- _WHAT IS ASKED_
Transcribe the material word for word, but without the images.

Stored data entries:
"""

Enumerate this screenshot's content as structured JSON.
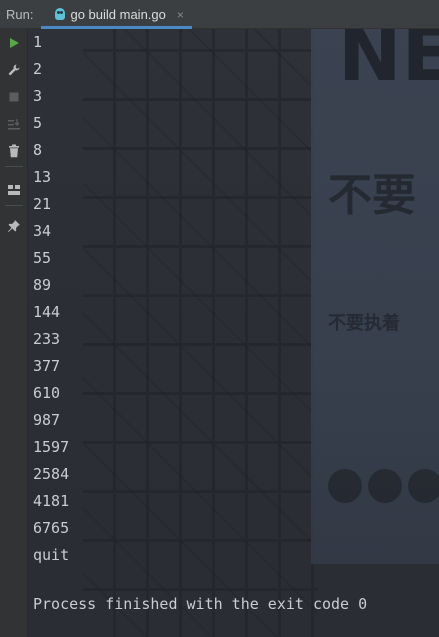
{
  "header": {
    "run_label": "Run:",
    "tab_label": "go build main.go",
    "close_glyph": "×"
  },
  "toolbar": {
    "icons": [
      "play-icon",
      "wrench-icon",
      "stop-icon",
      "sort-icon",
      "trash-icon",
      "layout-icon",
      "pin-icon"
    ]
  },
  "background": {
    "billboard_big": "NE",
    "billboard_line1": "不要",
    "billboard_line2": "不要执着"
  },
  "console": {
    "lines": [
      "1",
      "2",
      "3",
      "5",
      "8",
      "13",
      "21",
      "34",
      "55",
      "89",
      "144",
      "233",
      "377",
      "610",
      "987",
      "1597",
      "2584",
      "4181",
      "6765",
      "quit"
    ],
    "exit_message": "Process finished with the exit code 0"
  },
  "colors": {
    "run_green": "#57a64a",
    "tab_underline": "#4a88c7"
  }
}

"""

- _TASK SOLUTION_
Enumerate this screenshot's content as structured JSON.
{
  "header": {
    "run_label": "Run:",
    "tab_label": "go build main.go",
    "close_glyph": "×"
  },
  "toolbar": {
    "icons": [
      "play-icon",
      "wrench-icon",
      "stop-icon",
      "sort-icon",
      "trash-icon",
      "layout-icon",
      "pin-icon"
    ]
  },
  "background": {
    "billboard_big": "NE",
    "billboard_line1": "不要",
    "billboard_line2": "不要执着"
  },
  "console": {
    "lines": [
      "1",
      "2",
      "3",
      "5",
      "8",
      "13",
      "21",
      "34",
      "55",
      "89",
      "144",
      "233",
      "377",
      "610",
      "987",
      "1597",
      "2584",
      "4181",
      "6765",
      "quit"
    ],
    "exit_message": "Process finished with the exit code 0"
  },
  "colors": {
    "run_green": "#57a64a",
    "tab_underline": "#4a88c7"
  }
}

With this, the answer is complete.